[WORK INSTRUCTIONS]
Each record below should appear again exactly as written.

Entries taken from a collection
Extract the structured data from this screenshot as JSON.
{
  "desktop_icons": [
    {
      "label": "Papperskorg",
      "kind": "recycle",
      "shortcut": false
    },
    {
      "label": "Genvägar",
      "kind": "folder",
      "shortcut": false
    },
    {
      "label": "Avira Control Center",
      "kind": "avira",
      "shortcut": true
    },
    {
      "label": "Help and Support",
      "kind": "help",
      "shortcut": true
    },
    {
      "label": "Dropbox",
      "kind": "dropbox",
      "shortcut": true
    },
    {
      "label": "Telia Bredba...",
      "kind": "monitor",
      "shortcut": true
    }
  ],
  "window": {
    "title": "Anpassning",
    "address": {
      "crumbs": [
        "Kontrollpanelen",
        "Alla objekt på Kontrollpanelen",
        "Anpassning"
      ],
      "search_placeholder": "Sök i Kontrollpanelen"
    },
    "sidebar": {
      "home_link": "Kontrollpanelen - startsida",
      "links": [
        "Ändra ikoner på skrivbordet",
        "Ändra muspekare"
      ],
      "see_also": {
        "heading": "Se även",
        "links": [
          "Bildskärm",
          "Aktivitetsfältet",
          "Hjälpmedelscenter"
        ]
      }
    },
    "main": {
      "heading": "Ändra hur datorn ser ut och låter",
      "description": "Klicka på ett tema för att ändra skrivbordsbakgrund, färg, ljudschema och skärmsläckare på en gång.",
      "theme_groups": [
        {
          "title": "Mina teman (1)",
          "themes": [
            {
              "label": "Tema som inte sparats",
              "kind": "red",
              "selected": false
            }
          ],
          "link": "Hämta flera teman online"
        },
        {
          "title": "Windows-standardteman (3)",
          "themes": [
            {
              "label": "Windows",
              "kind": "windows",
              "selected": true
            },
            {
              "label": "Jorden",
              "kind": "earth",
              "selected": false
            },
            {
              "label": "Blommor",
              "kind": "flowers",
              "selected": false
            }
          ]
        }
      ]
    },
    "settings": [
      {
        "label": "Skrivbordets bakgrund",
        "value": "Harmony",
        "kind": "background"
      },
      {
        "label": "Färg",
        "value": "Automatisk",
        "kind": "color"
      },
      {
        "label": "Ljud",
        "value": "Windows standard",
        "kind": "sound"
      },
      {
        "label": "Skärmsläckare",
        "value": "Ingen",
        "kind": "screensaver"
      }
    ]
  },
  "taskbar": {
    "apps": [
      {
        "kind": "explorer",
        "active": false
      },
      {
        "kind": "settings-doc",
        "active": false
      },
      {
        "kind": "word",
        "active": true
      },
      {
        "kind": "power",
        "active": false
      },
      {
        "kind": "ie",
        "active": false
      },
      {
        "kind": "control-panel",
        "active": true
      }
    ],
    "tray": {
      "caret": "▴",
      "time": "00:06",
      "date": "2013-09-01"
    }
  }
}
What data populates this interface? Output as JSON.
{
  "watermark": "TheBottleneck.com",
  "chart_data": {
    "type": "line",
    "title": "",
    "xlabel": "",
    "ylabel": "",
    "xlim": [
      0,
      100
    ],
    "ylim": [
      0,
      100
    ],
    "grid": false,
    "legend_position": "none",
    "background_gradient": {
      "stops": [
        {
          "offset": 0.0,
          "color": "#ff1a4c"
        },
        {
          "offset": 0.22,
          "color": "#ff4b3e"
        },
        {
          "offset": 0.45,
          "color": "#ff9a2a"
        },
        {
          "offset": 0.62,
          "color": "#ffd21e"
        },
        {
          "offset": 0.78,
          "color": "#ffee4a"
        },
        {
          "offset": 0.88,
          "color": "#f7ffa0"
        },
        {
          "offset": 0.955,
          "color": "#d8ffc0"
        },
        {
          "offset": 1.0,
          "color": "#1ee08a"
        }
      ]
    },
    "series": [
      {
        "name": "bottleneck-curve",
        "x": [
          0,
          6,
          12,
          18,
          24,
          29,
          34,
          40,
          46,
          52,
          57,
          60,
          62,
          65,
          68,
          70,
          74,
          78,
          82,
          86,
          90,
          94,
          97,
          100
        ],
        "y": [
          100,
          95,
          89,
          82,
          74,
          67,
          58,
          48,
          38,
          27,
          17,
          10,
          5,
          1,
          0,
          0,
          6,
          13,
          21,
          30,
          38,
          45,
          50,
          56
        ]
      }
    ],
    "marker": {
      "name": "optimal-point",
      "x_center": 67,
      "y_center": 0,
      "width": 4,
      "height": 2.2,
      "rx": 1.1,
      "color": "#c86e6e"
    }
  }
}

[RESULT FOR THIS EXERCISE]
Extract the structured data from this screenshot as JSON.
{
  "desktop_icons": [
    {
      "label": "Papperskorg",
      "kind": "recycle",
      "shortcut": false
    },
    {
      "label": "Genvägar",
      "kind": "folder",
      "shortcut": false
    },
    {
      "label": "Avira Control Center",
      "kind": "avira",
      "shortcut": true
    },
    {
      "label": "Help and Support",
      "kind": "help",
      "shortcut": true
    },
    {
      "label": "Dropbox",
      "kind": "dropbox",
      "shortcut": true
    },
    {
      "label": "Telia Bredba...",
      "kind": "monitor",
      "shortcut": true
    }
  ],
  "window": {
    "title": "Anpassning",
    "address": {
      "crumbs": [
        "Kontrollpanelen",
        "Alla objekt på Kontrollpanelen",
        "Anpassning"
      ],
      "search_placeholder": "Sök i Kontrollpanelen"
    },
    "sidebar": {
      "home_link": "Kontrollpanelen - startsida",
      "links": [
        "Ändra ikoner på skrivbordet",
        "Ändra muspekare"
      ],
      "see_also": {
        "heading": "Se även",
        "links": [
          "Bildskärm",
          "Aktivitetsfältet",
          "Hjälpmedelscenter"
        ]
      }
    },
    "main": {
      "heading": "Ändra hur datorn ser ut och låter",
      "description": "Klicka på ett tema för att ändra skrivbordsbakgrund, färg, ljudschema och skärmsläckare på en gång.",
      "theme_groups": [
        {
          "title": "Mina teman (1)",
          "themes": [
            {
              "label": "Tema som inte sparats",
              "kind": "red",
              "selected": false
            }
          ],
          "link": "Hämta flera teman online"
        },
        {
          "title": "Windows-standardteman (3)",
          "themes": [
            {
              "label": "Windows",
              "kind": "windows",
              "selected": true
            },
            {
              "label": "Jorden",
              "kind": "earth",
              "selected": false
            },
            {
              "label": "Blommor",
              "kind": "flowers",
              "selected": false
            }
          ]
        }
      ]
    },
    "settings": [
      {
        "label": "Skrivbordets bakgrund",
        "value": "Harmony",
        "kind": "background"
      },
      {
        "label": "Färg",
        "value": "Automatisk",
        "kind": "color"
      },
      {
        "label": "Ljud",
        "value": "Windows standard",
        "kind": "sound"
      },
      {
        "label": "Skärmsläckare",
        "value": "Ingen",
        "kind": "screensaver"
      }
    ]
  },
  "taskbar": {
    "apps": [
      {
        "kind": "explorer",
        "active": false
      },
      {
        "kind": "settings-doc",
        "active": false
      },
      {
        "kind": "word",
        "active": true
      },
      {
        "kind": "power",
        "active": false
      },
      {
        "kind": "ie",
        "active": false
      },
      {
        "kind": "control-panel",
        "active": true
      }
    ],
    "tray": {
      "caret": "▴",
      "time": "00:06",
      "date": "2013-09-01"
    }
  }
}
What data populates this interface? Output as JSON.
{
  "watermark": "TheBottleneck.com",
  "chart_data": {
    "type": "line",
    "title": "",
    "xlabel": "",
    "ylabel": "",
    "xlim": [
      0,
      100
    ],
    "ylim": [
      0,
      100
    ],
    "grid": false,
    "legend_position": "none",
    "background_gradient": {
      "stops": [
        {
          "offset": 0.0,
          "color": "#ff1a4c"
        },
        {
          "offset": 0.22,
          "color": "#ff4b3e"
        },
        {
          "offset": 0.45,
          "color": "#ff9a2a"
        },
        {
          "offset": 0.62,
          "color": "#ffd21e"
        },
        {
          "offset": 0.78,
          "color": "#ffee4a"
        },
        {
          "offset": 0.88,
          "color": "#f7ffa0"
        },
        {
          "offset": 0.955,
          "color": "#d8ffc0"
        },
        {
          "offset": 1.0,
          "color": "#1ee08a"
        }
      ]
    },
    "series": [
      {
        "name": "bottleneck-curve",
        "x": [
          0,
          6,
          12,
          18,
          24,
          29,
          34,
          40,
          46,
          52,
          57,
          60,
          62,
          65,
          68,
          70,
          74,
          78,
          82,
          86,
          90,
          94,
          97,
          100
        ],
        "y": [
          100,
          95,
          89,
          82,
          74,
          67,
          58,
          48,
          38,
          27,
          17,
          10,
          5,
          1,
          0,
          0,
          6,
          13,
          21,
          30,
          38,
          45,
          50,
          56
        ]
      }
    ],
    "marker": {
      "name": "optimal-point",
      "x_center": 67,
      "y_center": 0,
      "width": 4,
      "height": 2.2,
      "rx": 1.1,
      "color": "#c86e6e"
    }
  }
}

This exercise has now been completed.